*Goal*
All of the entries must be reproduced exactly, with no images carried over.

(Figure record listings)

══════

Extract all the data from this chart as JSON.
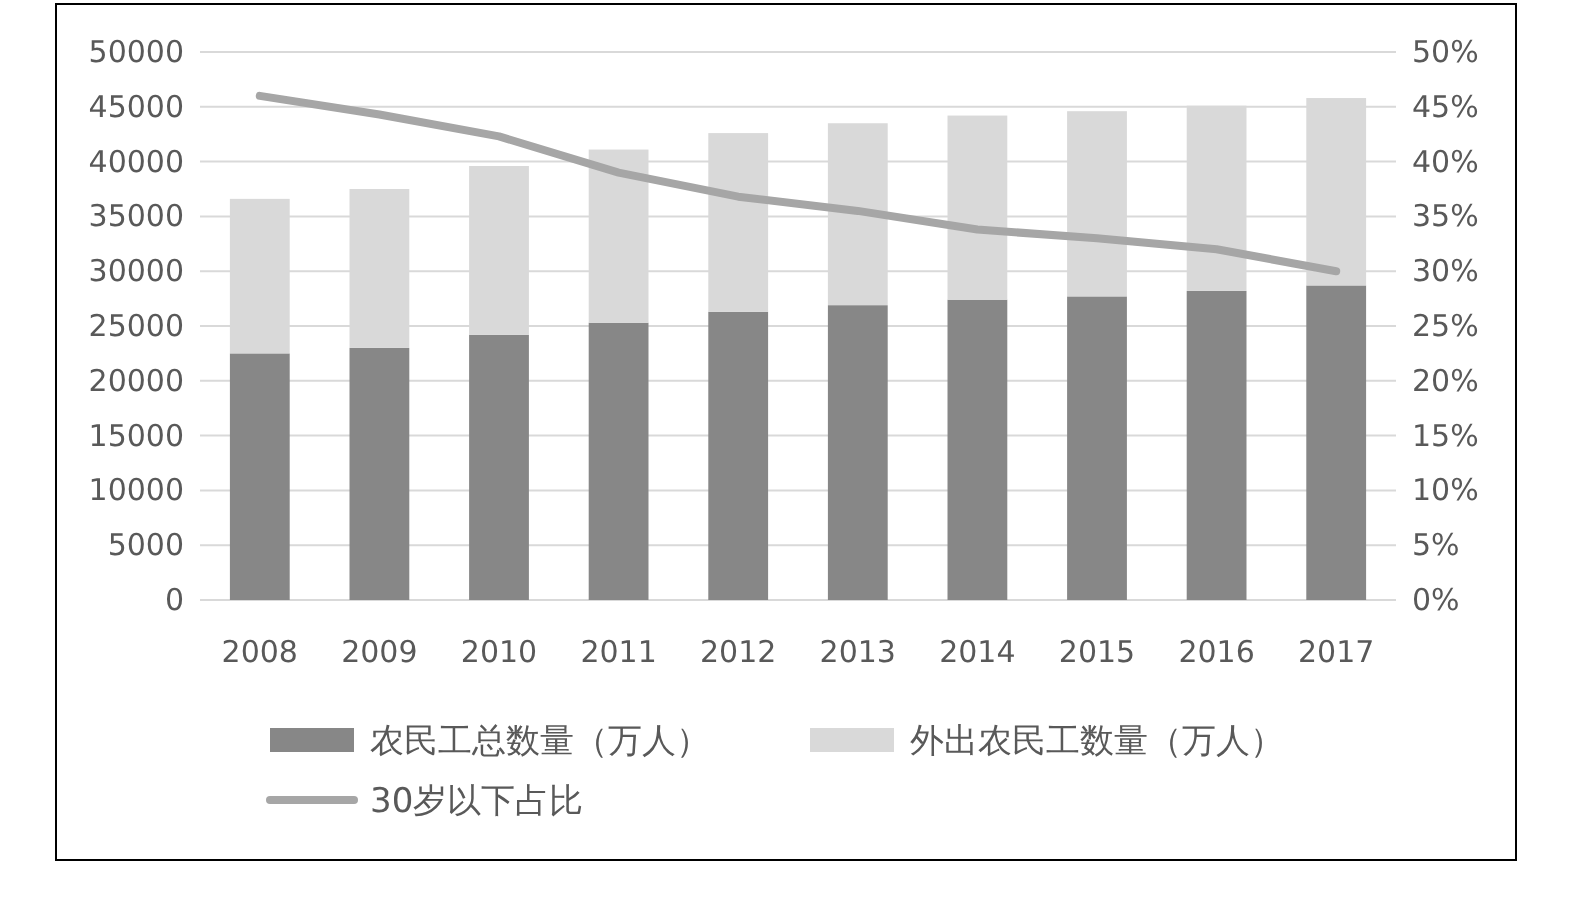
{
  "chart_data": {
    "type": "bar",
    "stacked": true,
    "categories": [
      "2008",
      "2009",
      "2010",
      "2011",
      "2012",
      "2013",
      "2014",
      "2015",
      "2016",
      "2017"
    ],
    "series": [
      {
        "name": "农民工总数量（万人）",
        "color": "#878787",
        "values": [
          22500,
          23000,
          24200,
          25300,
          26300,
          26900,
          27400,
          27700,
          28200,
          28700
        ]
      },
      {
        "name": "外出农民工数量（万人）",
        "color": "#d9d9d9",
        "values": [
          14100,
          14500,
          15400,
          15800,
          16300,
          16600,
          16800,
          16900,
          16900,
          17100
        ]
      },
      {
        "name": "30岁以下占比",
        "type": "line",
        "axis": "y2",
        "color": "#a6a6a6",
        "values": [
          46,
          44.3,
          42.3,
          39,
          36.8,
          35.5,
          33.8,
          33,
          32,
          30
        ]
      }
    ],
    "ylim": [
      0,
      50000
    ],
    "yticks": [
      0,
      5000,
      10000,
      15000,
      20000,
      25000,
      30000,
      35000,
      40000,
      45000,
      50000
    ],
    "y2lim": [
      0,
      50
    ],
    "y2ticks": [
      {
        "value": 0,
        "label": "0%"
      },
      {
        "value": 5,
        "label": "5%"
      },
      {
        "value": 10,
        "label": "10%"
      },
      {
        "value": 15,
        "label": "15%"
      },
      {
        "value": 20,
        "label": "20%"
      },
      {
        "value": 25,
        "label": "25%"
      },
      {
        "value": 30,
        "label": "30%"
      },
      {
        "value": 35,
        "label": "35%"
      },
      {
        "value": 40,
        "label": "40%"
      },
      {
        "value": 45,
        "label": "45%"
      },
      {
        "value": 50,
        "label": "50%"
      }
    ],
    "grid": "y",
    "legend": "bottom"
  }
}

══════

*Reply*
Extract all the data from this chart as JSON.
{
  "chart_data": {
    "type": "bar",
    "stacked": true,
    "categories": [
      "2008",
      "2009",
      "2010",
      "2011",
      "2012",
      "2013",
      "2014",
      "2015",
      "2016",
      "2017"
    ],
    "series": [
      {
        "name": "农民工总数量（万人）",
        "color": "#878787",
        "values": [
          22500,
          23000,
          24200,
          25300,
          26300,
          26900,
          27400,
          27700,
          28200,
          28700
        ]
      },
      {
        "name": "外出农民工数量（万人）",
        "color": "#d9d9d9",
        "values": [
          14100,
          14500,
          15400,
          15800,
          16300,
          16600,
          16800,
          16900,
          16900,
          17100
        ]
      },
      {
        "name": "30岁以下占比",
        "type": "line",
        "axis": "y2",
        "color": "#a6a6a6",
        "values": [
          46,
          44.3,
          42.3,
          39,
          36.8,
          35.5,
          33.8,
          33,
          32,
          30
        ]
      }
    ],
    "ylim": [
      0,
      50000
    ],
    "yticks": [
      0,
      5000,
      10000,
      15000,
      20000,
      25000,
      30000,
      35000,
      40000,
      45000,
      50000
    ],
    "y2lim": [
      0,
      50
    ],
    "y2ticks": [
      {
        "value": 0,
        "label": "0%"
      },
      {
        "value": 5,
        "label": "5%"
      },
      {
        "value": 10,
        "label": "10%"
      },
      {
        "value": 15,
        "label": "15%"
      },
      {
        "value": 20,
        "label": "20%"
      },
      {
        "value": 25,
        "label": "25%"
      },
      {
        "value": 30,
        "label": "30%"
      },
      {
        "value": 35,
        "label": "35%"
      },
      {
        "value": 40,
        "label": "40%"
      },
      {
        "value": 45,
        "label": "45%"
      },
      {
        "value": 50,
        "label": "50%"
      }
    ],
    "grid": "y",
    "legend": "bottom"
  }
}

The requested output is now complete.